STATED GOAL:
Select and reproduce each line of the listing below that bears the string "Respondida".
(begin)
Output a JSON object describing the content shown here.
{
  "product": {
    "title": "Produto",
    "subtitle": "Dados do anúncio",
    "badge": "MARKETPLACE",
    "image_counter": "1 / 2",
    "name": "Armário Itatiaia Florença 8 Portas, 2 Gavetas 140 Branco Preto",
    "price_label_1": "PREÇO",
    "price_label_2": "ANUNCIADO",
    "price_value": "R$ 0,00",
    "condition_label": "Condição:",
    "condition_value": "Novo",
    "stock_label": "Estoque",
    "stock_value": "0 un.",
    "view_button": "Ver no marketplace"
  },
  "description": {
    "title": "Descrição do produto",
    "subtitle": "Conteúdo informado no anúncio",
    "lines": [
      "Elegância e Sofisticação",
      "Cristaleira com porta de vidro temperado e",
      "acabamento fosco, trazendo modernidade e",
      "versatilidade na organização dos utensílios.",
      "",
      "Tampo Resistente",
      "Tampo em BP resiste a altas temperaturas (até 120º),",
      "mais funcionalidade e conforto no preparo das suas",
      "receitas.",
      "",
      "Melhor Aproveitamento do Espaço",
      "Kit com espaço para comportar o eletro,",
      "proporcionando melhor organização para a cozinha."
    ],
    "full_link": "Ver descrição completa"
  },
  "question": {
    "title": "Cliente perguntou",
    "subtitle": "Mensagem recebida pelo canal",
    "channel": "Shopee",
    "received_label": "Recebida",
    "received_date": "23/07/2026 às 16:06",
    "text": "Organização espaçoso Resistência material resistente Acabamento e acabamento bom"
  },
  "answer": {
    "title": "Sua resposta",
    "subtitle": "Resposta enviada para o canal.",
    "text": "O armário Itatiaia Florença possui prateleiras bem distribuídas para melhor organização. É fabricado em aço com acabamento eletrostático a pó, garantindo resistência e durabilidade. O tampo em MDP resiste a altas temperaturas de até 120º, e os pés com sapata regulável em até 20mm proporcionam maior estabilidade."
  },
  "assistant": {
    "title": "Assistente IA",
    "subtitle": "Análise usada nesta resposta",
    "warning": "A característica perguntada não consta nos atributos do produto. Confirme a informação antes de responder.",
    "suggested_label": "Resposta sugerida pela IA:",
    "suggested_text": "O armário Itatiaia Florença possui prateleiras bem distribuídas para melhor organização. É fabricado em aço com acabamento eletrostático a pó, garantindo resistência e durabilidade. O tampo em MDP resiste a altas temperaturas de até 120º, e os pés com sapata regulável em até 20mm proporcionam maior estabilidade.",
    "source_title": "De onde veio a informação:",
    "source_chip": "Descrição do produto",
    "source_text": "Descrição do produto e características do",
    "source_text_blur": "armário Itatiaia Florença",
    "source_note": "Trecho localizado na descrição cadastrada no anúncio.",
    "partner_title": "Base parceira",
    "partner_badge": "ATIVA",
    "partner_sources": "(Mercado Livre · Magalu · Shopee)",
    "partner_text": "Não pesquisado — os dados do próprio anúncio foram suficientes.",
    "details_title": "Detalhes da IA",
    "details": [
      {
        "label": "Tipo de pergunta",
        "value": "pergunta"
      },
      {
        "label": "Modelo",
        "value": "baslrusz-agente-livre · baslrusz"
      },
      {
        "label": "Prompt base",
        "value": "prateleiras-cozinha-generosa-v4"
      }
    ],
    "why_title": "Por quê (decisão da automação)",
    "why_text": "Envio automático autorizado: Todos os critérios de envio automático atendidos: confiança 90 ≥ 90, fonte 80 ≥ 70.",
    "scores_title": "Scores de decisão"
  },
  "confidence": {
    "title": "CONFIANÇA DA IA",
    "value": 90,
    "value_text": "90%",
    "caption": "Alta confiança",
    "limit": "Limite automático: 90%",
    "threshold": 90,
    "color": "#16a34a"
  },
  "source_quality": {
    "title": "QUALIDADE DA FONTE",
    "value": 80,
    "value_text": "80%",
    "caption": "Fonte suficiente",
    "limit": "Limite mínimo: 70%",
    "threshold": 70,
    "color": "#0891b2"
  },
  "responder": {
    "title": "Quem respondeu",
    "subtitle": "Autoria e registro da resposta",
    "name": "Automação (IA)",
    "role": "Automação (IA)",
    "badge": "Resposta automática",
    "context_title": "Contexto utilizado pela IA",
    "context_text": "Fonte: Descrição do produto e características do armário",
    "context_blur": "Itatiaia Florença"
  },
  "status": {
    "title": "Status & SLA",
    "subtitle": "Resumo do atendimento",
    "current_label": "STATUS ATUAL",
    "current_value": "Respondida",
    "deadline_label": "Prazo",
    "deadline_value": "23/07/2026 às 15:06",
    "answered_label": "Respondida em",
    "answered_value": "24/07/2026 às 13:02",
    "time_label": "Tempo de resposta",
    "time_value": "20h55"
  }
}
(end)
ANSWER TO THE TASK:
    "current_value": "Respondida",
    "answered_label": "Respondida em",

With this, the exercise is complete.